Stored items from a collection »
** Start **
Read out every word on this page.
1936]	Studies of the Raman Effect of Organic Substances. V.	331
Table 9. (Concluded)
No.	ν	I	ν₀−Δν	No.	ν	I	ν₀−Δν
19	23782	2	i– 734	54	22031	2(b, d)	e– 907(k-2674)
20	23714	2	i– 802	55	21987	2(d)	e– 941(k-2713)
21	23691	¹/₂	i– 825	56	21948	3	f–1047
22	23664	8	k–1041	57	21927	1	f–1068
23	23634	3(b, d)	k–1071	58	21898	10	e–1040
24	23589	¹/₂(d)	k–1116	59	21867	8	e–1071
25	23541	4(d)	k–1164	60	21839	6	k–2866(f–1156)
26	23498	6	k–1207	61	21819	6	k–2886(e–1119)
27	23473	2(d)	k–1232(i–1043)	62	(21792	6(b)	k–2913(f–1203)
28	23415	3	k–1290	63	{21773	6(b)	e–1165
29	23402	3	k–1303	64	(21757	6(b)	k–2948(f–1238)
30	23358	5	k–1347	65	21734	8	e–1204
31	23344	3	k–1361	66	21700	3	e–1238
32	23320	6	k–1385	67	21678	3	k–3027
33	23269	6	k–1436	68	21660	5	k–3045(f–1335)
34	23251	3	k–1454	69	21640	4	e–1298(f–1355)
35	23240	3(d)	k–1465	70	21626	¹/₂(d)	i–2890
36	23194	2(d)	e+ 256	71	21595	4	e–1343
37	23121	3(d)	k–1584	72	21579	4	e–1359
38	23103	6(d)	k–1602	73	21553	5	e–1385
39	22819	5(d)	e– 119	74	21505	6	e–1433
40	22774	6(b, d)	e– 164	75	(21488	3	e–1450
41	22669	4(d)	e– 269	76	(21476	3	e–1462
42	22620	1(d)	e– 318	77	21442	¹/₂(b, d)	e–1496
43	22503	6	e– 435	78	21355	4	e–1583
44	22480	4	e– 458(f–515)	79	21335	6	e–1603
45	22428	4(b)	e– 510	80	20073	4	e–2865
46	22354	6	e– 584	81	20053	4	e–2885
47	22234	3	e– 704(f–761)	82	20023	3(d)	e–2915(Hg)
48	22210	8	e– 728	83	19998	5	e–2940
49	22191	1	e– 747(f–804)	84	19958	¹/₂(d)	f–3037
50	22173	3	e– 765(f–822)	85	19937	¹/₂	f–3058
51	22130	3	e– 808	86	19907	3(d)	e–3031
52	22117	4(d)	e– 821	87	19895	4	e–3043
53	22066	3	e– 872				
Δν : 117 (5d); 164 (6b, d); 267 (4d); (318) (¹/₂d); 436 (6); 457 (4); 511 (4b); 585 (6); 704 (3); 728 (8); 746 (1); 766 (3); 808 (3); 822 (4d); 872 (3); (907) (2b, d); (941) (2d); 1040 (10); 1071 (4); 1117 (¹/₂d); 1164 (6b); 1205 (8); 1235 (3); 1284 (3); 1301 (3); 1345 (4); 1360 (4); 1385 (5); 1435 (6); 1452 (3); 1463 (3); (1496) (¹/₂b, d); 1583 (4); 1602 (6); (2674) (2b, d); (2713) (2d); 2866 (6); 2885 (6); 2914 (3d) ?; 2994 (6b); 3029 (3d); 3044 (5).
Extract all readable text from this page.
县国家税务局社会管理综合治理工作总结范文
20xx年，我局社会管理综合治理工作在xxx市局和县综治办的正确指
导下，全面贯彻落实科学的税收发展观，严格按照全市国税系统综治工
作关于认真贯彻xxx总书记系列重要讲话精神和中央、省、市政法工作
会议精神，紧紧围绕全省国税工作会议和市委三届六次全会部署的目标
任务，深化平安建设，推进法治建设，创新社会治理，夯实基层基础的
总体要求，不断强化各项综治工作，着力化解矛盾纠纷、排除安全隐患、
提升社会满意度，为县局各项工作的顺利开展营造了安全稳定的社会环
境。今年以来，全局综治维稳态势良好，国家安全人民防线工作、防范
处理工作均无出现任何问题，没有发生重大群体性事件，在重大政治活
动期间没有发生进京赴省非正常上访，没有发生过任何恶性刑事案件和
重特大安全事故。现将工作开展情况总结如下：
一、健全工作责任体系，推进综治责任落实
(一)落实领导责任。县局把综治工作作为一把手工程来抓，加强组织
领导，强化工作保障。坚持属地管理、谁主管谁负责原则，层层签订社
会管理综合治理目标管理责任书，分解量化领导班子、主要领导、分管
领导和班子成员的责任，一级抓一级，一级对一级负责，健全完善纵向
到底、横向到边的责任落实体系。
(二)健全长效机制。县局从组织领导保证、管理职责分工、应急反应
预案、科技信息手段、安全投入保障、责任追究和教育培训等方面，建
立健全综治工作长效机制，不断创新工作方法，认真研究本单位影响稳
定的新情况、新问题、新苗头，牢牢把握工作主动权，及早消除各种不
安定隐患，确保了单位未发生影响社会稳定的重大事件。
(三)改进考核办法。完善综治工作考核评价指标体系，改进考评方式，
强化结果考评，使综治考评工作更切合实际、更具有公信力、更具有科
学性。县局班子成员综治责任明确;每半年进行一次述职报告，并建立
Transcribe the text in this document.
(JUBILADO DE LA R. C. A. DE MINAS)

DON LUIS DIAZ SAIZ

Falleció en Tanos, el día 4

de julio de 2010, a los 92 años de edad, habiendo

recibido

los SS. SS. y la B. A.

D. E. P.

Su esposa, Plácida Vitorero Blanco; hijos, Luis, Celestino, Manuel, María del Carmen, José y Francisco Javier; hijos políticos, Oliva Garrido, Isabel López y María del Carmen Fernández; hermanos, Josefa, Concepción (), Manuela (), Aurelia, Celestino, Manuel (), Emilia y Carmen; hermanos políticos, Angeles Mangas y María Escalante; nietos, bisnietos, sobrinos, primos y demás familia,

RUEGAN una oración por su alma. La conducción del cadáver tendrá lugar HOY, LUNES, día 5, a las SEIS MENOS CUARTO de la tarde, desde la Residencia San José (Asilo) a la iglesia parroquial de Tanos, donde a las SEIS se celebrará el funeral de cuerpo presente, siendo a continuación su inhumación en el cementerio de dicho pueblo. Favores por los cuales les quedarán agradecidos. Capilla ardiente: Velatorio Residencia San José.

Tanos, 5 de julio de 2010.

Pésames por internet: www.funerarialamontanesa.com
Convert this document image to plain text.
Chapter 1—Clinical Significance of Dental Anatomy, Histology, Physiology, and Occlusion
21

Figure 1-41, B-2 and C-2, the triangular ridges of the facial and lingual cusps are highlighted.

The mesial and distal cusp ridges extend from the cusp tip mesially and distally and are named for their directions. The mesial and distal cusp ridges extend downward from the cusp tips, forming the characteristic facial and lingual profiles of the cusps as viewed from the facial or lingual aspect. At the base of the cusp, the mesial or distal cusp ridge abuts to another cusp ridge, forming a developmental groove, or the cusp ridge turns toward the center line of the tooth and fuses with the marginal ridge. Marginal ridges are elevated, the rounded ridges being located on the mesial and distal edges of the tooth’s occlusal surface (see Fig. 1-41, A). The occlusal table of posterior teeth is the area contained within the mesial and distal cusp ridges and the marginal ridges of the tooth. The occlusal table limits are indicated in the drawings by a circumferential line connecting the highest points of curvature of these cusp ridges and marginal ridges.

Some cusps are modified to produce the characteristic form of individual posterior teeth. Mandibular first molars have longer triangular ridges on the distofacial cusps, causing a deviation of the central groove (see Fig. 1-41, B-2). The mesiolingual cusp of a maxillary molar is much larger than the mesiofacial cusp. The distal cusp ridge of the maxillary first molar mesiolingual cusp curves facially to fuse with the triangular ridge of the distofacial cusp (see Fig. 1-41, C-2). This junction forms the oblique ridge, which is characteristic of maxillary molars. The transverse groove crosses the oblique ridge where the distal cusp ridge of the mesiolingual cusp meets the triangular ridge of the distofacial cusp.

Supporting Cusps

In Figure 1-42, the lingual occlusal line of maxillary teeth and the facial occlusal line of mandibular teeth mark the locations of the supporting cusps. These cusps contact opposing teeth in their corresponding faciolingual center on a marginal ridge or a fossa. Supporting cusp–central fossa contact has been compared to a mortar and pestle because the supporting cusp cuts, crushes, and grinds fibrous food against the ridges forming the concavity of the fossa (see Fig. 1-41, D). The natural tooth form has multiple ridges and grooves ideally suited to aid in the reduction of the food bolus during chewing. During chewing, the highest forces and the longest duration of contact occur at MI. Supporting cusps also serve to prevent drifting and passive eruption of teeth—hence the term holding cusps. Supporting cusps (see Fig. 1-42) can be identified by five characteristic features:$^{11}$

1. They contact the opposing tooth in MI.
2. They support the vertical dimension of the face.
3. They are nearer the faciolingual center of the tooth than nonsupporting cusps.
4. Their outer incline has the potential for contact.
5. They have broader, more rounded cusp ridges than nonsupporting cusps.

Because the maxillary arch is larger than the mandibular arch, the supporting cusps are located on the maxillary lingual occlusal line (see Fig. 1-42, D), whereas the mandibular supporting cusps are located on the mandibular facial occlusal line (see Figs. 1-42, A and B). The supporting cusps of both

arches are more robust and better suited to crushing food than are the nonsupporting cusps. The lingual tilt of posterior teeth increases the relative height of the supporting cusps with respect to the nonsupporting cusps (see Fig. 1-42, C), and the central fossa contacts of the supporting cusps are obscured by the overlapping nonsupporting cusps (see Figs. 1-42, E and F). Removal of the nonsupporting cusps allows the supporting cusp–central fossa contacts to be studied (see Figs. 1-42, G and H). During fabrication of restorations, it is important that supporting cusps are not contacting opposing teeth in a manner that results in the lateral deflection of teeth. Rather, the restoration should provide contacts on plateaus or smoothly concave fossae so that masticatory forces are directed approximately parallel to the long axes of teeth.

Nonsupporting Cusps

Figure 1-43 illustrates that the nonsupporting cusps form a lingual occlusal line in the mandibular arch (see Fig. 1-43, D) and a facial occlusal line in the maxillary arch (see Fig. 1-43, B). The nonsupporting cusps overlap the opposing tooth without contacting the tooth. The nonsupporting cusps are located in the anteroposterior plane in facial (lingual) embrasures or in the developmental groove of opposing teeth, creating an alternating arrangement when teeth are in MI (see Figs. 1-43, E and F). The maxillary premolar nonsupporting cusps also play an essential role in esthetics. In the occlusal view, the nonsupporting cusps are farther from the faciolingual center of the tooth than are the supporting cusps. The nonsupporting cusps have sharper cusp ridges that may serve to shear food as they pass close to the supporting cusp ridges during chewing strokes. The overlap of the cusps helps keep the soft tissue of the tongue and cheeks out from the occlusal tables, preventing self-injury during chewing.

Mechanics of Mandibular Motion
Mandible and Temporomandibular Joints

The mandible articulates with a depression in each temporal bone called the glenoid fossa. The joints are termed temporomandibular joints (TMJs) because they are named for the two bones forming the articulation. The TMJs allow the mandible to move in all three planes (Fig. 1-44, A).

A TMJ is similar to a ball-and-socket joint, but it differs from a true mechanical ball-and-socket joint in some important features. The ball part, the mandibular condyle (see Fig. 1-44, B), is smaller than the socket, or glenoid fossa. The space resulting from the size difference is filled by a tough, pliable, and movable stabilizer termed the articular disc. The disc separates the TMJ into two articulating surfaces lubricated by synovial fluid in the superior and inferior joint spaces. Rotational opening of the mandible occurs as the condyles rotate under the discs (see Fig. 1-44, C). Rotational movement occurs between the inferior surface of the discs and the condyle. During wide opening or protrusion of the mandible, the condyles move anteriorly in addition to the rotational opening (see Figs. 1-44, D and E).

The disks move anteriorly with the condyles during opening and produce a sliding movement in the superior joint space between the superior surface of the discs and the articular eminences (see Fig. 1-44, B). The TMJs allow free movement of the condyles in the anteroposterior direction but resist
** End **
Request » Gather from the records above every line containing the string "articular".

Response »
A TMJ is similar to a ball-and-socket joint, but it differs from a true mechanical ball-and-socket joint in some important features. The ball part, the mandibular condyle (see Fig. 1-44, B), is smaller than the socket, or glenoid fossa. The space resulting from the size difference is filled by a tough, pliable, and movable stabilizer termed the articular disc. The disc separates the TMJ into two articulating surfaces lubricated by synovial fluid in the superior and inferior joint spaces. Rotational opening of the mandible occurs as the condyles rotate under the discs (see Fig. 1-44, C). Rotational movement occurs between the inferior surface of the discs and the condyle. During wide opening or protrusion of the mandible, the condyles move anteriorly in addition to the rotational opening (see Figs. 1-44, D and E).
The disks move anteriorly with the condyles during opening and produce a sliding movement in the superior joint space between the superior surface of the discs and the articular eminences (see Fig. 1-44, B). The TMJs allow free movement of the condyles in the anteroposterior direction but resist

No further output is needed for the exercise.